[start of Information supplied]

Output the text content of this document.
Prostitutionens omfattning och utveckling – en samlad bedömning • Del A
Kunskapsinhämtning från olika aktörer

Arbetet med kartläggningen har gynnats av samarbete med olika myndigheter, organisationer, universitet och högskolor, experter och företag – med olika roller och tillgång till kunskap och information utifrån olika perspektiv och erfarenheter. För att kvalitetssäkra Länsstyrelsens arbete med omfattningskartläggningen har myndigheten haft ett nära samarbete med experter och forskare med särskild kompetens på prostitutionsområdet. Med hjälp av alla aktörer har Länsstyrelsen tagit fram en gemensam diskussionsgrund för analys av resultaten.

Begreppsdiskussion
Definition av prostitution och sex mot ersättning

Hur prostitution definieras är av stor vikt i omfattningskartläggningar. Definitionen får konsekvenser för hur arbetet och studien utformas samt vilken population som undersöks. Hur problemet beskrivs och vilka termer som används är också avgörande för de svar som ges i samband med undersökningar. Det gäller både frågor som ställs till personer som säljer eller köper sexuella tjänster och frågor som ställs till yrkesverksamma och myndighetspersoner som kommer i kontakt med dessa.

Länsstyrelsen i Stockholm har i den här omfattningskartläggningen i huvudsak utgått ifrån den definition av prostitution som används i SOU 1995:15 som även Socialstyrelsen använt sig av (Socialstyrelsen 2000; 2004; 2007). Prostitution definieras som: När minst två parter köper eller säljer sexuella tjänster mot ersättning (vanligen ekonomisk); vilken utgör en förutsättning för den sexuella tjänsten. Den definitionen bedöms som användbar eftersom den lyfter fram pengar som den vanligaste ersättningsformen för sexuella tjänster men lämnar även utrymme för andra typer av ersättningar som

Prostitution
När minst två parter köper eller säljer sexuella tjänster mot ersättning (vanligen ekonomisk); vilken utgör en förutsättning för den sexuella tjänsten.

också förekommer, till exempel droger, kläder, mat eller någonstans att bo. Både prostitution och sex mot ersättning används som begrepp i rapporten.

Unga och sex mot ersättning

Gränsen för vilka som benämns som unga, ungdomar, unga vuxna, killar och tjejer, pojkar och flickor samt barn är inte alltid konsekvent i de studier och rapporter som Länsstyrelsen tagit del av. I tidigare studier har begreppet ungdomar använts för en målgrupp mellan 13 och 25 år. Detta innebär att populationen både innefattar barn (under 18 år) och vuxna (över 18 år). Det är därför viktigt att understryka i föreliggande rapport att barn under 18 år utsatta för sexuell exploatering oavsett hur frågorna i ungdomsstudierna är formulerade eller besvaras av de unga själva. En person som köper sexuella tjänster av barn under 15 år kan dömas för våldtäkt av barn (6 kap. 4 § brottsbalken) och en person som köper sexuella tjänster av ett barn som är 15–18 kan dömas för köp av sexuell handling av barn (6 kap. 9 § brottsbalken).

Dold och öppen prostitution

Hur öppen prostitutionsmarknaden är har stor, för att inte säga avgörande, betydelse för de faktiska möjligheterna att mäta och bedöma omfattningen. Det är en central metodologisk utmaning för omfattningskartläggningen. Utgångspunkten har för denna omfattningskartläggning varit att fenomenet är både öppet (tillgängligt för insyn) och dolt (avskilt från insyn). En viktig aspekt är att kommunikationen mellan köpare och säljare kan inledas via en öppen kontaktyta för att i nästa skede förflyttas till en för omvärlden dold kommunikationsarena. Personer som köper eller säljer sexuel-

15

[end of Information supplied]

Aim
All of the material must be reproduced exactly.

Expected answer
Output the text content of this document.
Prostitutionens omfattning och utveckling – en samlad bedömning • Del A
Kunskapsinhämtning från olika aktörer

Arbetet med kartläggningen har gynnats av samarbete med olika myndigheter, organisationer, universitet och högskolor, experter och företag – med olika roller och tillgång till kunskap och information utifrån olika perspektiv och erfarenheter. För att kvalitetssäkra Länsstyrelsens arbete med omfattningskartläggningen har myndigheten haft ett nära samarbete med experter och forskare med särskild kompetens på prostitutionsområdet. Med hjälp av alla aktörer har Länsstyrelsen tagit fram en gemensam diskussionsgrund för analys av resultaten.

Begreppsdiskussion
Definition av prostitution och sex mot ersättning

Hur prostitution definieras är av stor vikt i omfattningskartläggningar. Definitionen får konsekvenser för hur arbetet och studien utformas samt vilken population som undersöks. Hur problemet beskrivs och vilka termer som används är också avgörande för de svar som ges i samband med undersökningar. Det gäller både frågor som ställs till personer som säljer eller köper sexuella tjänster och frågor som ställs till yrkesverksamma och myndighetspersoner som kommer i kontakt med dessa.

Länsstyrelsen i Stockholm har i den här omfattningskartläggningen i huvudsak utgått ifrån den definition av prostitution som används i SOU 1995:15 som även Socialstyrelsen använt sig av (Socialstyrelsen 2000; 2004; 2007). Prostitution definieras som: När minst två parter köper eller säljer sexuella tjänster mot ersättning (vanligen ekonomisk); vilken utgör en förutsättning för den sexuella tjänsten. Den definitionen bedöms som användbar eftersom den lyfter fram pengar som den vanligaste ersättningsformen för sexuella tjänster men lämnar även utrymme för andra typer av ersättningar som

Prostitution
När minst två parter köper eller säljer sexuella tjänster mot ersättning (vanligen ekonomisk); vilken utgör en förutsättning för den sexuella tjänsten.

också förekommer, till exempel droger, kläder, mat eller någonstans att bo. Både prostitution och sex mot ersättning används som begrepp i rapporten.

Unga och sex mot ersättning

Gränsen för vilka som benämns som unga, ungdomar, unga vuxna, killar och tjejer, pojkar och flickor samt barn är inte alltid konsekvent i de studier och rapporter som Länsstyrelsen tagit del av. I tidigare studier har begreppet ungdomar använts för en målgrupp mellan 13 och 25 år. Detta innebär att populationen både innefattar barn (under 18 år) och vuxna (över 18 år). Det är därför viktigt att understryka i föreliggande rapport att barn under 18 år utsatta för sexuell exploatering oavsett hur frågorna i ungdomsstudierna är formulerade eller besvaras av de unga själva. En person som köper sexuella tjänster av barn under 15 år kan dömas för våldtäkt av barn (6 kap. 4 § brottsbalken) och en person som köper sexuella tjänster av ett barn som är 15–18 kan dömas för köp av sexuell handling av barn (6 kap. 9 § brottsbalken).

Dold och öppen prostitution

Hur öppen prostitutionsmarknaden är har stor, för att inte säga avgörande, betydelse för de faktiska möjligheterna att mäta och bedöma omfattningen. Det är en central metodologisk utmaning för omfattningskartläggningen. Utgångspunkten har för denna omfattningskartläggning varit att fenomenet är både öppet (tillgängligt för insyn) och dolt (avskilt från insyn). En viktig aspekt är att kommunikationen mellan köpare och säljare kan inledas via en öppen kontaktyta för att i nästa skede förflyttas till en för omvärlden dold kommunikationsarena. Personer som köper eller säljer sexuel-

15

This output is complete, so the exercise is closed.